-- Data supplied --
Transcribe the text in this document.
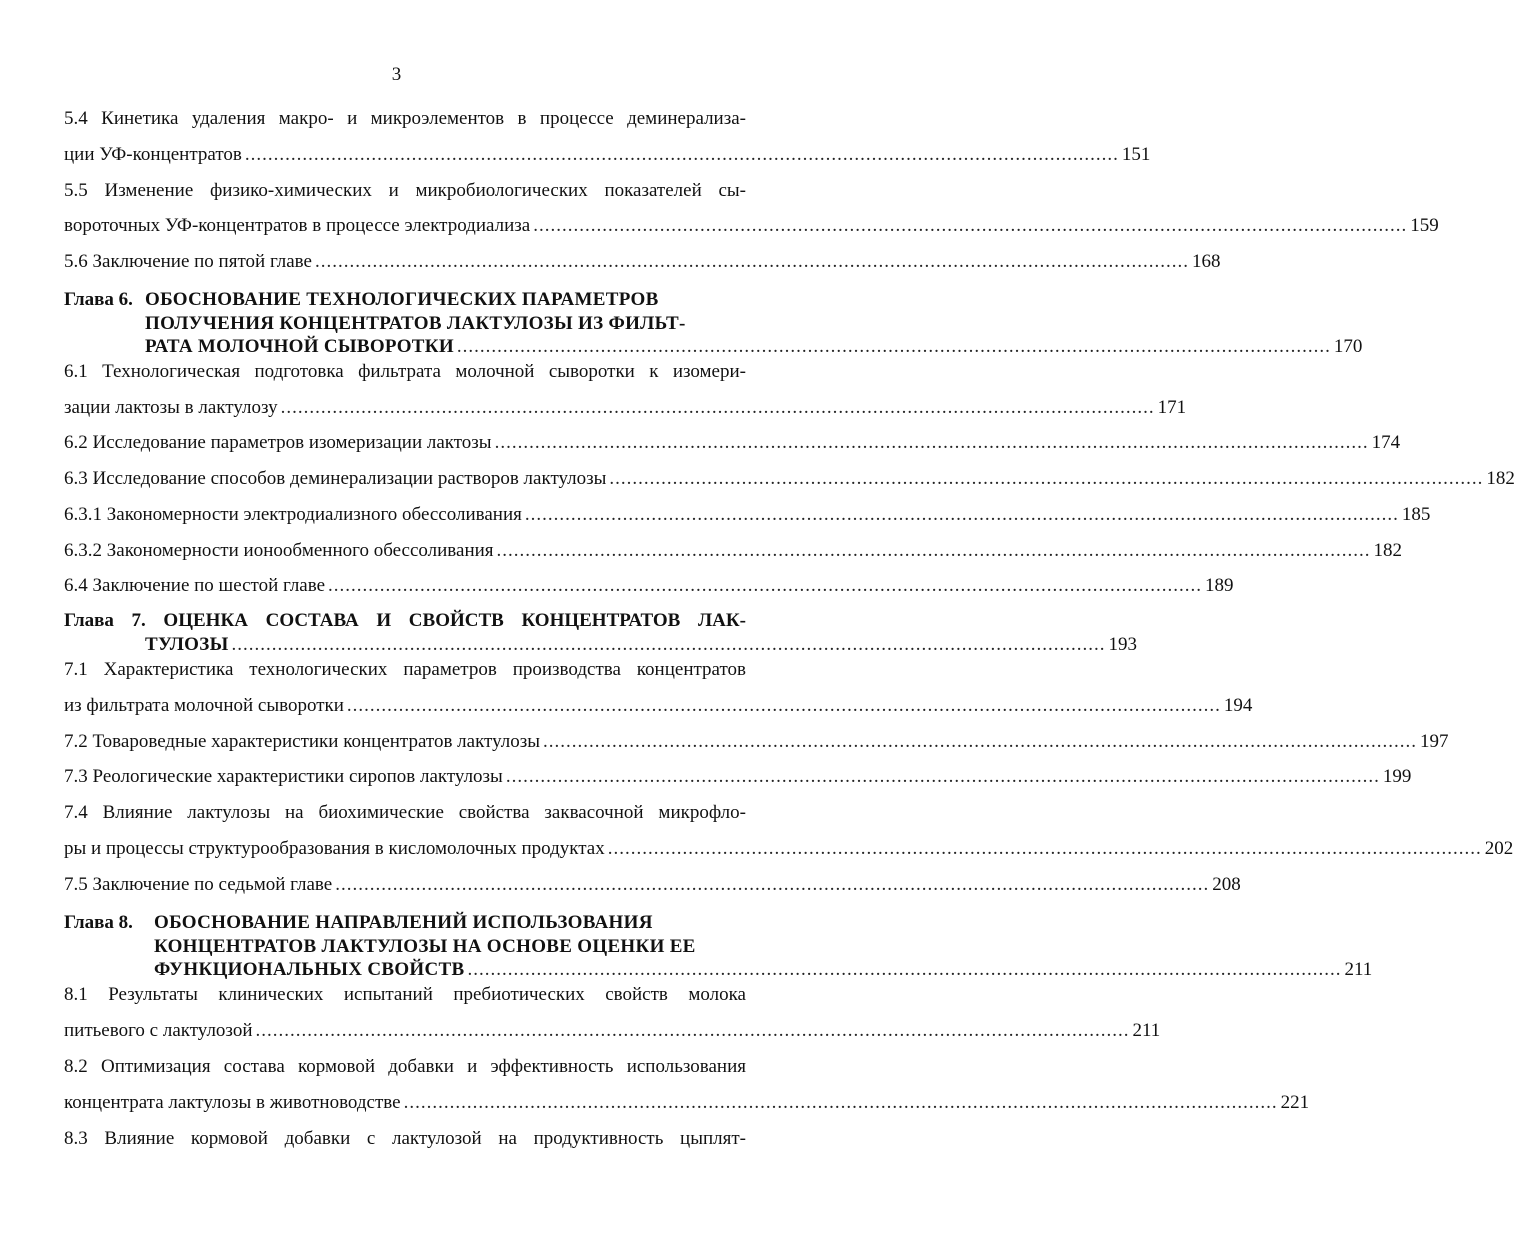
3
5.4 Кинетика удаления макро- и микроэлементов в процессе деминерализа-
ции УФ-концентратов ........................................................................................................................................................ 151
5.5 Изменение физико-химических и микробиологических показателей сы-
вороточных УФ-концентратов в процессе электродиализа ........................................................................................................................................................ 159
5.6 Заключение по пятой главе ........................................................................................................................................................ 168
Глава 6. ОБОСНОВАНИЕ ТЕХНОЛОГИЧЕСКИХ ПАРАМЕТРОВ
ПОЛУЧЕНИЯ КОНЦЕНТРАТОВ ЛАКТУЛОЗЫ ИЗ ФИЛЬТ-
РАТА МОЛОЧНОЙ СЫВОРОТКИ ........................................................................................................................................................ 170
6.1 Технологическая подготовка фильтрата молочной сыворотки к изомери-
зации лактозы в лактулозу ........................................................................................................................................................ 171
6.2 Исследование параметров изомеризации лактозы ........................................................................................................................................................ 174
6.3 Исследование способов деминерализации растворов лактулозы ........................................................................................................................................................ 182
6.3.1 Закономерности электродиализного обессоливания ........................................................................................................................................................ 185
6.3.2 Закономерности ионообменного обессоливания ........................................................................................................................................................ 182
6.4 Заключение по шестой главе ........................................................................................................................................................ 189
Глава 7. ОЦЕНКА СОСТАВА И СВОЙСТВ КОНЦЕНТРАТОВ ЛАК-
ТУЛОЗЫ ........................................................................................................................................................ 193
7.1 Характеристика технологических параметров производства концентратов
из фильтрата молочной сыворотки ........................................................................................................................................................ 194
7.2 Товароведные характеристики концентратов лактулозы ........................................................................................................................................................ 197
7.3 Реологические характеристики сиропов лактулозы ........................................................................................................................................................ 199
7.4 Влияние лактулозы на биохимические свойства заквасочной микрофло-
ры и процессы структурообразования в кисломолочных продуктах ........................................................................................................................................................ 202
7.5 Заключение по седьмой главе ........................................................................................................................................................ 208
Глава 8. ОБОСНОВАНИЕ НАПРАВЛЕНИЙ ИСПОЛЬЗОВАНИЯ
КОНЦЕНТРАТОВ ЛАКТУЛОЗЫ НА ОСНОВЕ ОЦЕНКИ ЕЕ
ФУНКЦИОНАЛЬНЫХ СВОЙСТВ ........................................................................................................................................................ 211
8.1 Результаты клинических испытаний пребиотических свойств молока
питьевого с лактулозой ........................................................................................................................................................ 211
8.2 Оптимизация состава кормовой добавки и эффективность использования
концентрата лактулозы в животноводстве ........................................................................................................................................................ 221
8.3 Влияние кормовой добавки с лактулозой на продуктивность цыплят-
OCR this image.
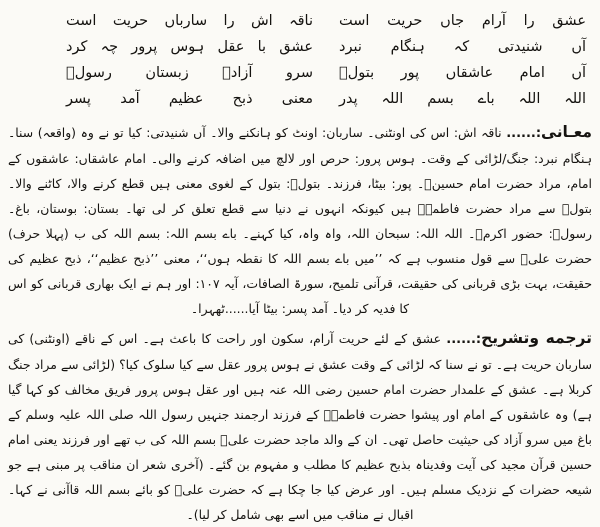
عشق را آرام جاں حریت است
ناقہ اش را سارباں حریت است
آں شنیدتی کہ ہنگام نبرد
عشق با عقل ہوس پرور چہ کرد
آں امام عاشقاں پور بتولؓ
سرو آزادے زبستان رسولؐ
اللہ اللہ باے بسم اللہ پدر
معنی ذبح عظیم آمد پسر

معـانی:...... ناقہ اش: اس کی اونٹنی۔ ساربان: اونٹ کو ہانکنے والا۔ آں شنیدتی: کیا تو نے وہ (واقعہ) سنا۔ ہنگام نبرد: جنگ/لڑائی کے وقت۔ ہوس پرور: حرص اور لالچ میں اضافہ کرنے والی۔ امام عاشقاں: عاشقوں کے امام، مراد حضرت امام حسینؓ۔ پور: بیٹا، فرزند۔ بتولؓ: بتول کے لغوی معنی ہیں قطع کرنے والا، کاٹنے والا۔ بتولؓ سے مراد حضرت فاطمہؓ ہیں کیونکہ انہوں نے دنیا سے قطع تعلق کر لی تھا۔ بستان: بوستان، باغ۔ رسولؐ: حضور اکرمؐ۔ اللہ اللہ: سبحان اللہ، واہ واہ، کیا کہنے۔ باے بسم اللہ: بسم اللہ کی ب (پہلا حرف) حضرت علیؓ سے قول منسوب ہے کہ ’’میں باے بسم اللہ کا نقطہ ہوں‘‘، معنی ’’ذبح عظیم‘‘، ذبح عظیم کی حقیقت، بہت بڑی قربانی کی حقیقت، قرآنی تلمیح، سورۃ الصافات، آیہ ۱۰۷: اور ہم نے ایک بھاری قربانی کو اس کا فدیہ کر دیا۔ آمد پسر: بیٹا آیا......ٹھہرا۔

ترجمه وتشریح:...... عشق کے لئے حریت آرام، سکون اور راحت کا باعث ہے۔ اس کے ناقے (اونٹنی) کی ساربان حریت ہے۔ تو نے سنا کہ لڑائی کے وقت عشق نے ہوس پرور عقل سے کیا سلوک کیا؟ (لڑائی سے مراد جنگ کربلا ہے۔ عشق کے علمدار حضرت امام حسین رضی اللہ عنہ ہیں اور عقل ہوس پرور فریق مخالف کو کہا گیا ہے) وہ عاشقوں کے امام اور پیشوا حضرت فاطمہؓ کے فرزند ارجمند جنہیں رسول اللہ صلی اللہ علیہ وسلم کے باغ میں سرو آزاد کی حیثیت حاصل تھی۔ ان کے والد ماجد حضرت علیؓ بسم اللہ کی ب تھے اور فرزند یعنی امام حسین قرآن مجید کی آیت وفدیناہ بذبح عظیم کا مطلب و مفہوم بن گئے۔ (آخری شعر ان مناقب پر مبنی ہے جو شیعہ حضرات کے نزدیک مسلم ہیں۔ اور عرض کیا جا چکا ہے کہ حضرت علیؓ کو بائے بسم اللہ قاآنی نے کہا۔ اقبال نے مناقب میں اسے بھی شامل کر لیا)۔
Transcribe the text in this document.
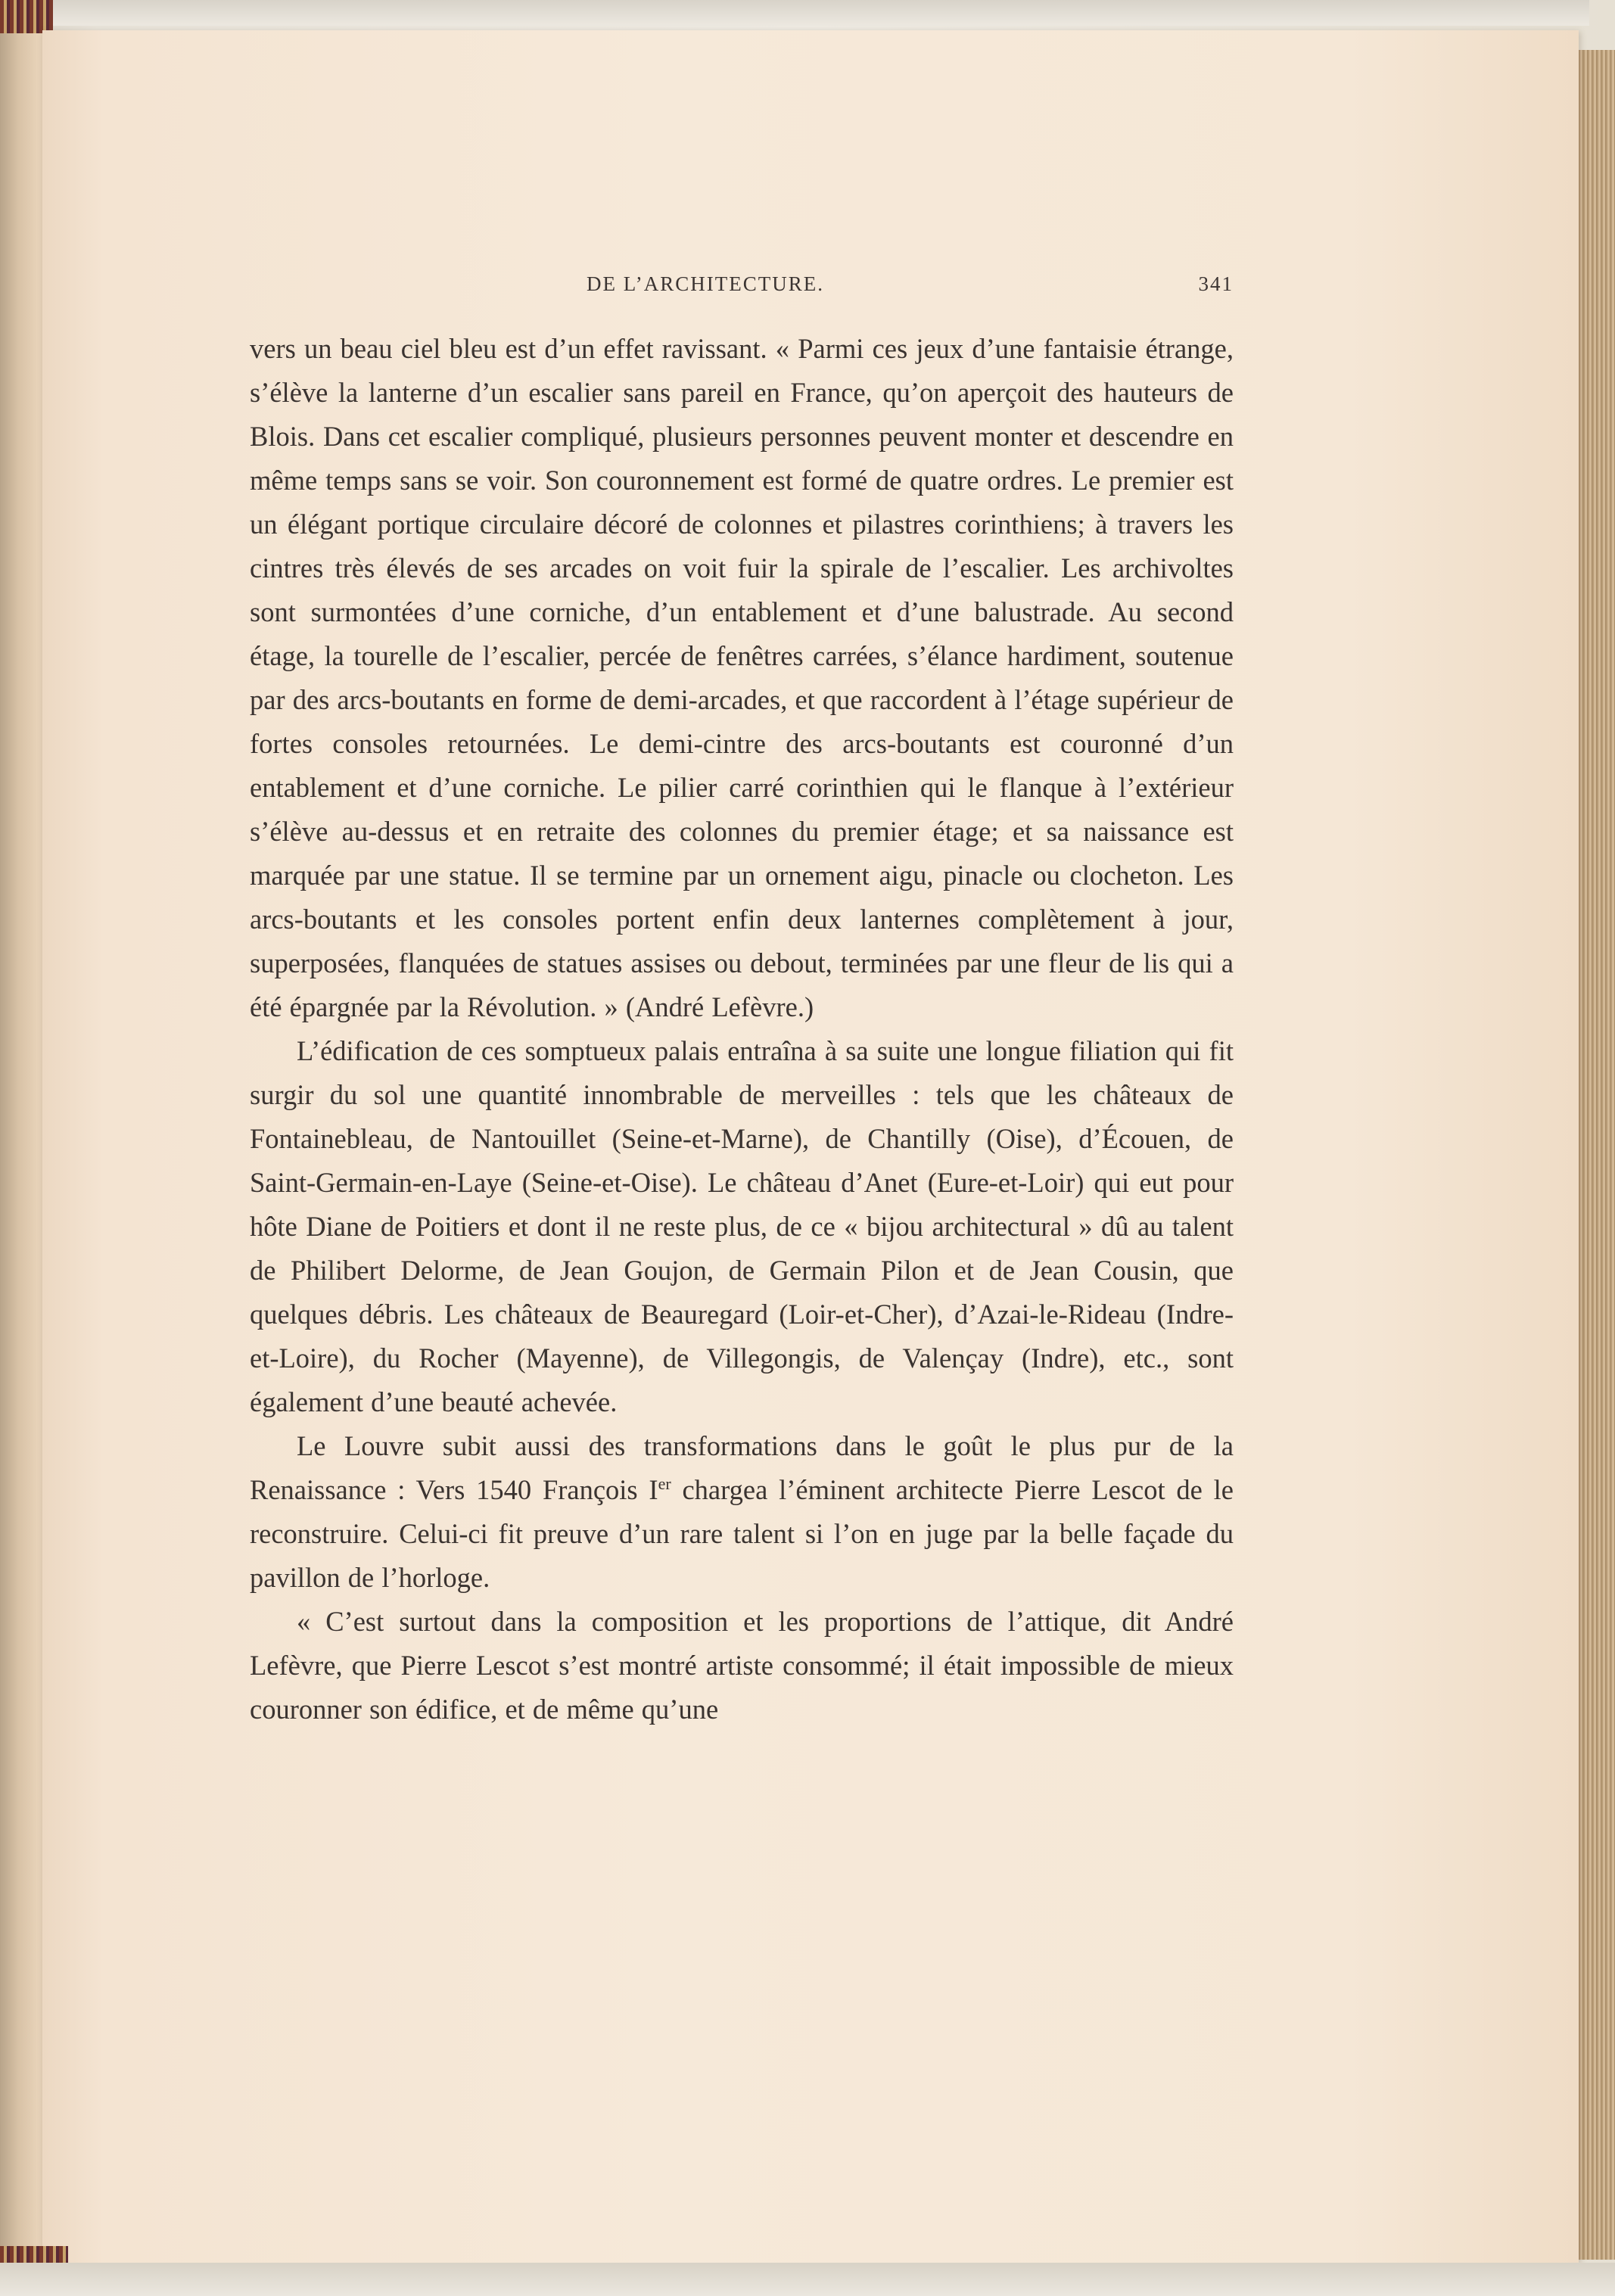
DE L’ARCHITECTURE.	341

vers un beau ciel bleu est d’un effet ravissant. « Parmi ces jeux d’une fantaisie étrange, s’élève la lanterne d’un escalier sans pareil en France, qu’on aperçoit des hauteurs de Blois. Dans cet escalier compliqué, plusieurs personnes peuvent monter et descendre en même temps sans se voir. Son couronnement est formé de quatre ordres. Le premier est un élégant portique circulaire décoré de colonnes et pilastres corinthiens; à travers les cintres très élevés de ses arcades on voit fuir la spirale de l’escalier. Les archivoltes sont surmontées d’une corniche, d’un entablement et d’une balustrade. Au second étage, la tourelle de l’escalier, percée de fenêtres carrées, s’élance hardiment, soutenue par des arcs-boutants en forme de demi-arcades, et que raccordent à l’étage supérieur de fortes consoles retournées. Le demi-cintre des arcs-boutants est couronné d’un entablement et d’une corniche. Le pilier carré corinthien qui le flanque à l’extérieur s’élève au-dessus et en retraite des colonnes du premier étage; et sa naissance est marquée par une statue. Il se termine par un ornement aigu, pinacle ou clocheton. Les arcs-boutants et les consoles portent enfin deux lanternes complètement à jour, superposées, flanquées de statues assises ou debout, terminées par une fleur de lis qui a été épargnée par la Révolution. » (André Lefèvre.)

L’édification de ces somptueux palais entraîna à sa suite une longue filiation qui fit surgir du sol une quantité innombrable de merveilles : tels que les châteaux de Fontainebleau, de Nantouillet (Seine-et-Marne), de Chantilly (Oise), d’Écouen, de Saint-Germain-en-Laye (Seine-et-Oise). Le château d’Anet (Eure-et-Loir) qui eut pour hôte Diane de Poitiers et dont il ne reste plus, de ce « bijou architectural » dû au talent de Philibert Delorme, de Jean Goujon, de Germain Pilon et de Jean Cousin, que quelques débris. Les châteaux de Beauregard (Loir-et-Cher), d’Azai-le-Rideau (Indre-et-Loire), du Rocher (Mayenne), de Villegongis, de Valençay (Indre), etc., sont également d’une beauté achevée.

Le Louvre subit aussi des transformations dans le goût le plus pur de la Renaissance : Vers 1540 François Ier chargea l’éminent architecte Pierre Lescot de le reconstruire. Celui-ci fit preuve d’un rare talent si l’on en juge par la belle façade du pavillon de l’horloge.

« C’est surtout dans la composition et les proportions de l’attique, dit André Lefèvre, que Pierre Lescot s’est montré artiste consommé; il était impossible de mieux couronner son édifice, et de même qu’une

-- Task brief --
Show the lines of the records that contain the word "Влияние".

-- The completed task --
7.4 Влияние лактулозы на биохимические свойства заквасочной микрофло-
8.3 Влияние кормовой добавки с лактулозой на продуктивность цыплят-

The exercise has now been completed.